====== Records shown
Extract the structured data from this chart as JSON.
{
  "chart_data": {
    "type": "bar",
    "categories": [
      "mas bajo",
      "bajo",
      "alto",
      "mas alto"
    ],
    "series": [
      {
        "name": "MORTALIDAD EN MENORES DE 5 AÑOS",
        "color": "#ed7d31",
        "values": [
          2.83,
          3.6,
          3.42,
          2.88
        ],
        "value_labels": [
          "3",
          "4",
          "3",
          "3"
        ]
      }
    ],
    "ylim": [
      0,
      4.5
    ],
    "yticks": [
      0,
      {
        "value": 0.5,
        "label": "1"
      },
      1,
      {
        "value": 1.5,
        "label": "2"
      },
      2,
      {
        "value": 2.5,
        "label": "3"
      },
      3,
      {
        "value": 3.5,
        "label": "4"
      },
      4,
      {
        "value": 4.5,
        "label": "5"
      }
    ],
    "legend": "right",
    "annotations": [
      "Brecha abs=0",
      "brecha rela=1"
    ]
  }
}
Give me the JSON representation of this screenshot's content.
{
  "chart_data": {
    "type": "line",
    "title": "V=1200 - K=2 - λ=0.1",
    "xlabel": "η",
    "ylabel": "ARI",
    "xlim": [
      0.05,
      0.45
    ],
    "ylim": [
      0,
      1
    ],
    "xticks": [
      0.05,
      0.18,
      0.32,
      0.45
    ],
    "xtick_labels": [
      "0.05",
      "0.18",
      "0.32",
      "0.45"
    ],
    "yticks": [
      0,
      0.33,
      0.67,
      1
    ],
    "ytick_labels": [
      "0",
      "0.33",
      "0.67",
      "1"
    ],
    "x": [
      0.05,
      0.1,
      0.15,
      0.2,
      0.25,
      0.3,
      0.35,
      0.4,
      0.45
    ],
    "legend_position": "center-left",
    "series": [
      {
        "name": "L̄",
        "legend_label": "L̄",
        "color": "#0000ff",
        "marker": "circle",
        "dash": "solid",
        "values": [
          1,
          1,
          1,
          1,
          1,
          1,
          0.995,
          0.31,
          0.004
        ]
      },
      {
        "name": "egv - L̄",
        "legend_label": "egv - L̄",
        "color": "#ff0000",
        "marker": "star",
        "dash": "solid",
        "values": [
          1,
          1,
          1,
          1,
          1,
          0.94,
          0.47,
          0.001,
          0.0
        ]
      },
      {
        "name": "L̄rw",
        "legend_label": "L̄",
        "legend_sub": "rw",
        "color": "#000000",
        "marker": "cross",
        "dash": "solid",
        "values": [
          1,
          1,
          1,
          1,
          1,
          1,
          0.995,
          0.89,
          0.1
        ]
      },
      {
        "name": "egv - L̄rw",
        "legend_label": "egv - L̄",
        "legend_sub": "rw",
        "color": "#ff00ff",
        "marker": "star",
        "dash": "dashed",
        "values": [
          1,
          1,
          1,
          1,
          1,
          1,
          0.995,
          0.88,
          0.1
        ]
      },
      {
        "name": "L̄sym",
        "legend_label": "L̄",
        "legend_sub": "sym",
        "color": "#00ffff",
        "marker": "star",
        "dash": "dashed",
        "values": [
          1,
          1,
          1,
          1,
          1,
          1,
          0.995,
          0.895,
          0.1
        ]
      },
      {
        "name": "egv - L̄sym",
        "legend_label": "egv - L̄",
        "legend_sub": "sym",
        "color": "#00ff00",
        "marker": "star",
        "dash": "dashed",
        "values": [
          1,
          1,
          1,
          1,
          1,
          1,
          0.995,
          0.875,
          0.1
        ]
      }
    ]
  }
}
============
Determine how many lines of this listing contain "name", and give only the number.

- **Answer below**
7